* _TEXT_

————

Not too far removed from those thoughts inspired by a jigsaw piece picked up randomly on a drive are the words of prose which, as the proud son of a retired weaver, mean a lot to me:
The Divine Weaver.
The human life is laid on a loom of time
To a pattern they do not see.
While the Weaver works and the shuttles fly
Till the end of eternity.
Some shuttles are filled with silver thread,
And some with threads of gold;
While often just the darker hue
Is all that they may hold.
But the Weaver watches with skilful eye
Each shuttle fly to and fro,
And sees the pattern so deftly wrought
As the loom works sure and slow.
God surely planned that pattern
Each thread – the dark and the fair –
Was chosen by His Master skill
And placed in the web with care.
He only knows the beauty
And guides the shuttles which hold
The threads so unattractive
As well as the threads of gold.

————

* _PROVIDED MATERIAL_
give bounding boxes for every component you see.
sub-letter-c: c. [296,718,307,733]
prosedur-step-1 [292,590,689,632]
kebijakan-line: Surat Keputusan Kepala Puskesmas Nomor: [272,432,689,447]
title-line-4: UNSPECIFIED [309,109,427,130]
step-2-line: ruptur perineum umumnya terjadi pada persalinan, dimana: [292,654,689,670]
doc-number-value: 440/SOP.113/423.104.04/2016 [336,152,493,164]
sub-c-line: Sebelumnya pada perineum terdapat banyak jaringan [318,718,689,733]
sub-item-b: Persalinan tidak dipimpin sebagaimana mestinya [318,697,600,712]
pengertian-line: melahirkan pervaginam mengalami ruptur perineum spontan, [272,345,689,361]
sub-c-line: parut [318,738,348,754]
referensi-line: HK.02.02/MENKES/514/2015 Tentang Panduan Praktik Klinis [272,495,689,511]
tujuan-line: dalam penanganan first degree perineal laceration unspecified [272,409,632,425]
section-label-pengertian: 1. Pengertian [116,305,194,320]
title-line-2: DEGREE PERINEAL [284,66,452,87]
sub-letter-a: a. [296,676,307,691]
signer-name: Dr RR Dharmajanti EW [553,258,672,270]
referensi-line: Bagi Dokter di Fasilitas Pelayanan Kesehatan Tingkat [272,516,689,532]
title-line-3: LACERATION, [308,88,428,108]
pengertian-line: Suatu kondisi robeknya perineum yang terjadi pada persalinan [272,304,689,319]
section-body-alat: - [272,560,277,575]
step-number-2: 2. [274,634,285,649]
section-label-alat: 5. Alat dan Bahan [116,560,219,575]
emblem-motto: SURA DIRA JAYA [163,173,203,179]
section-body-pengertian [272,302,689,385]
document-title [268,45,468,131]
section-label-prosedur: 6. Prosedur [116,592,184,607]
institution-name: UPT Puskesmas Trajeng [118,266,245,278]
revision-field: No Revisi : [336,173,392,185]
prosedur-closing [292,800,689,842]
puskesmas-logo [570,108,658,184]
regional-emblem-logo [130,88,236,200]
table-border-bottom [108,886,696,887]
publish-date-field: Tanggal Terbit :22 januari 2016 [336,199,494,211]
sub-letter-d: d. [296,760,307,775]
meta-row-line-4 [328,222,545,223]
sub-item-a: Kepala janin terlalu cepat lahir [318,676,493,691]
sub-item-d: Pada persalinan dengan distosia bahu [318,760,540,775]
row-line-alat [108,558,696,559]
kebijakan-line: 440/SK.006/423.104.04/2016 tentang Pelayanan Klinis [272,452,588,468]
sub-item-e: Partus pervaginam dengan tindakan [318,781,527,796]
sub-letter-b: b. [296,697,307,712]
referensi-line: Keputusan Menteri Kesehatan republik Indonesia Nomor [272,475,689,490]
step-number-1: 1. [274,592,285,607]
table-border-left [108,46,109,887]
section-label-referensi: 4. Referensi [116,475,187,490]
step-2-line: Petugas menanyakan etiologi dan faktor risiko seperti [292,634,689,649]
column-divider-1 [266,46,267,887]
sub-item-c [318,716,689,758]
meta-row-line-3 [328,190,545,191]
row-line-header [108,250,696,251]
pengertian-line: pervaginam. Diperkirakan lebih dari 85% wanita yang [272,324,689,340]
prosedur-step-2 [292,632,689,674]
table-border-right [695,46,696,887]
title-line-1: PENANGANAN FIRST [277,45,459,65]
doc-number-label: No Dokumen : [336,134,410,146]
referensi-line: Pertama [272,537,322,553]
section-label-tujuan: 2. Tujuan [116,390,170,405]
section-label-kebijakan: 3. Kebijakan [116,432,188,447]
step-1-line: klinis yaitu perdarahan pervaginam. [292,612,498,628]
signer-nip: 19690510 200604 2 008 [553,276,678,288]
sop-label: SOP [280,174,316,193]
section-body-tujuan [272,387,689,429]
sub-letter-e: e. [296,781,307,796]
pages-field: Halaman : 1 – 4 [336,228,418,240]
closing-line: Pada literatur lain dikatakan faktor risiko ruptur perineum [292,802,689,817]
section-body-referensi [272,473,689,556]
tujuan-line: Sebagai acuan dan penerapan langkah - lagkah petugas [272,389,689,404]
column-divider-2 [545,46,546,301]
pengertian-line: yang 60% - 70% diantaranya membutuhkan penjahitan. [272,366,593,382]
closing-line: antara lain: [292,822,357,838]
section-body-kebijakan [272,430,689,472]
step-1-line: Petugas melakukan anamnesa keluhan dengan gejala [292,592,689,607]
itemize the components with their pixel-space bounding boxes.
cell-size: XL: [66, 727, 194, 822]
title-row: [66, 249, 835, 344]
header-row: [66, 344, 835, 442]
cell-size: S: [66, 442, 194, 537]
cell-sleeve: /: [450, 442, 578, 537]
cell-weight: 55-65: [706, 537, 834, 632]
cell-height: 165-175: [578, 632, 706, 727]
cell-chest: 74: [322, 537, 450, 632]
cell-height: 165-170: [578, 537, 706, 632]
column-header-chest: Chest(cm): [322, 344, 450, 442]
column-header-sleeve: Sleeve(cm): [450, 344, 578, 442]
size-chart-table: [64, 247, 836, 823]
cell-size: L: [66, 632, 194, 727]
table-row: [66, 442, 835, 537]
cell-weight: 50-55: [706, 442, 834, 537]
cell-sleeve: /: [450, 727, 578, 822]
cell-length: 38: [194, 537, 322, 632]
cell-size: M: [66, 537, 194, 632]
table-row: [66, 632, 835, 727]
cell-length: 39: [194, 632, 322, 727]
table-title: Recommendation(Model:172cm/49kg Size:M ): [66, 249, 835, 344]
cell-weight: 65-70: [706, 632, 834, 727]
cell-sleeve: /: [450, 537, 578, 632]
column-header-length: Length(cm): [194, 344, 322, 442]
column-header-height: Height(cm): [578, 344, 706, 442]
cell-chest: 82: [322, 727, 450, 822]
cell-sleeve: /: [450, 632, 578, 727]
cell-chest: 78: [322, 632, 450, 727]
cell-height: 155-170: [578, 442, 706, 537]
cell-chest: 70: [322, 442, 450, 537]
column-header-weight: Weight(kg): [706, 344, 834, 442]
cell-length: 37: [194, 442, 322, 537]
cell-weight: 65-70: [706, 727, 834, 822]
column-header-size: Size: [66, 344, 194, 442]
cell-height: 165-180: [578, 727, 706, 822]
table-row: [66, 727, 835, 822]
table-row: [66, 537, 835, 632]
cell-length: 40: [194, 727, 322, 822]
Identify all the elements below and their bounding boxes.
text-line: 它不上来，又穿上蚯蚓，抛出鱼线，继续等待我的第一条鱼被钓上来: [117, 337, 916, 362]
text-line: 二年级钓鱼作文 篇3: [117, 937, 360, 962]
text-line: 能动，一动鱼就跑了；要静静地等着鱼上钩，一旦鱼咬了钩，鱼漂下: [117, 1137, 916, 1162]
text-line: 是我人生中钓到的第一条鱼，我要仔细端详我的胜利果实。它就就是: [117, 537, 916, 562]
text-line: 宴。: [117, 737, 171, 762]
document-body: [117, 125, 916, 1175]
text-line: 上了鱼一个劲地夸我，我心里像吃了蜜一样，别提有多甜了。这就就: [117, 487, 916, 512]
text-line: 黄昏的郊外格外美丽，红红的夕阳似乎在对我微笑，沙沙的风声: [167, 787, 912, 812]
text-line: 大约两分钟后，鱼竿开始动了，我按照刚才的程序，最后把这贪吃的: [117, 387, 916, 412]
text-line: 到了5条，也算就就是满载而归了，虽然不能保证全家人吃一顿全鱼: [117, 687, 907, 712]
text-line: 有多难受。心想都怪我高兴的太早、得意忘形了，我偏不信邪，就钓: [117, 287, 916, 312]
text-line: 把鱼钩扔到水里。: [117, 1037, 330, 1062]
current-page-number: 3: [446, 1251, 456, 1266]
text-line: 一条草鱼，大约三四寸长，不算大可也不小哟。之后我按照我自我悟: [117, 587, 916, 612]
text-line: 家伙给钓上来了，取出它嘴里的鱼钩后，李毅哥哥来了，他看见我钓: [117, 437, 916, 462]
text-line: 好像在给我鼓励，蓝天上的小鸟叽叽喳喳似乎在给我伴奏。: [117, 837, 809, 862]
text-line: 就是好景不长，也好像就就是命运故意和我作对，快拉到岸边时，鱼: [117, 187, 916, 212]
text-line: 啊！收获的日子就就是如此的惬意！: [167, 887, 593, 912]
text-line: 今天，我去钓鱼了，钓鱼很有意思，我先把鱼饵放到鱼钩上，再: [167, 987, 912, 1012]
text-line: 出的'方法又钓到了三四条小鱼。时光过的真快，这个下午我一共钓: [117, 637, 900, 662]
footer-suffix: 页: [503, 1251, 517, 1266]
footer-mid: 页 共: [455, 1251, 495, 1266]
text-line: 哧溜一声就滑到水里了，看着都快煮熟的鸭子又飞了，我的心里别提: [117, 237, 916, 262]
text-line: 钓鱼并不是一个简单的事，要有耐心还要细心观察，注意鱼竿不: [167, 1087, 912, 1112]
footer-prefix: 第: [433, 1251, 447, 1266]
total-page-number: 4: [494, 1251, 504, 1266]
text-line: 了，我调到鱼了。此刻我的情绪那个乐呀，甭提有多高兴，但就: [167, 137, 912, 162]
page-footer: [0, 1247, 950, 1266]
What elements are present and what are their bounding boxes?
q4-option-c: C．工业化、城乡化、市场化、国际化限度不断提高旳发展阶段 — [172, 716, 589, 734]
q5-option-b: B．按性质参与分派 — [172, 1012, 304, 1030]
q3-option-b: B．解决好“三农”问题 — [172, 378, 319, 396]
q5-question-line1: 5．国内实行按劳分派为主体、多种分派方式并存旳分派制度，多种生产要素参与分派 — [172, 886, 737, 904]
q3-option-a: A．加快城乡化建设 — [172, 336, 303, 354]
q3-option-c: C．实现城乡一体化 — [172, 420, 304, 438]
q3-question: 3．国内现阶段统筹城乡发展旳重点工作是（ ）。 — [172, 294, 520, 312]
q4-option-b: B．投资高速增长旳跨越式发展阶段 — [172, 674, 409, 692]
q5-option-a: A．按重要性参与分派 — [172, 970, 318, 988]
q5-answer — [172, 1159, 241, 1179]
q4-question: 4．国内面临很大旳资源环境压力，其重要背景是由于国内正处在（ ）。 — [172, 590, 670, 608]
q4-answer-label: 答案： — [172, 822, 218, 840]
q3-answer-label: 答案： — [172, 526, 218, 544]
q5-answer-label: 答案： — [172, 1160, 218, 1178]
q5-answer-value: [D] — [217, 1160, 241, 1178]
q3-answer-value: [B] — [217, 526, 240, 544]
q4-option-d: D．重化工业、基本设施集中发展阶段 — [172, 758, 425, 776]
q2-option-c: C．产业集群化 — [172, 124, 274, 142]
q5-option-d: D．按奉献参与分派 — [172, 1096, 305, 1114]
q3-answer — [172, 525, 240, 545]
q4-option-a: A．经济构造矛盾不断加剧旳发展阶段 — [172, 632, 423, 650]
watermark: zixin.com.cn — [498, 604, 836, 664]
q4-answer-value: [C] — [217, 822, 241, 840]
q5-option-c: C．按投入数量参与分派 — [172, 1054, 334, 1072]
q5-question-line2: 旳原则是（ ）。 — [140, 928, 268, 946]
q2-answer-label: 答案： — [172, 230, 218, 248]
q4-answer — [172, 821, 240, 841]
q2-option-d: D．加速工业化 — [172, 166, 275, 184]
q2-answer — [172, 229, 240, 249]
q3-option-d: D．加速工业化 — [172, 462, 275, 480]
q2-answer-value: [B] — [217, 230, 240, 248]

————

* _EXPLORE THE MATERIAL_
(1) Answer these questions from the passage on the Divine Weaver.
(a) Besides silver thread, what are some shuttles filled with?
(b) What does the Weaver watch each shuttle do?
(c) How does the loom work, according to the line "As the loom works sure and slow"?
(2) Summarize the passage on the Divine Weaver in two sentences.
(3) Resume the passage on the Divine Weaver from its last line.

* _ANSWERS_
(1)
(a) Threads of gold.
(b) The Weaver watches each shuttle fly to and fro.
(c) Sure and slow.

(2) As the son of a retired weaver, the writer introduces "The Divine Weaver," a piece that means a lot to the writer. It pictures human life laid on a loom of time to a pattern people do not see, with shuttles holding silver, gold, or darker thread, and says God chose each thread, dark and fair, placed it in the web with care, and alone knows the pattern's beauty.

(3)
Not till the loom is silent,
And the shuttles cease to fly
Shall God unroll the pattern
And explain the reason why
The dark threads are as needful
In the Weavers skilful hand,
As the threads of gold and silver
In the pattern He had planned.
Whatever the shape of the piece of your own jigsaw you are currently holding, or the colour or texture of the yarn flying to and fro on life’s loom, may you know it is there with purpose, and has a vital part to play in something far greater than itself.
With the reassurance of both prayerful and affectionate remembrance.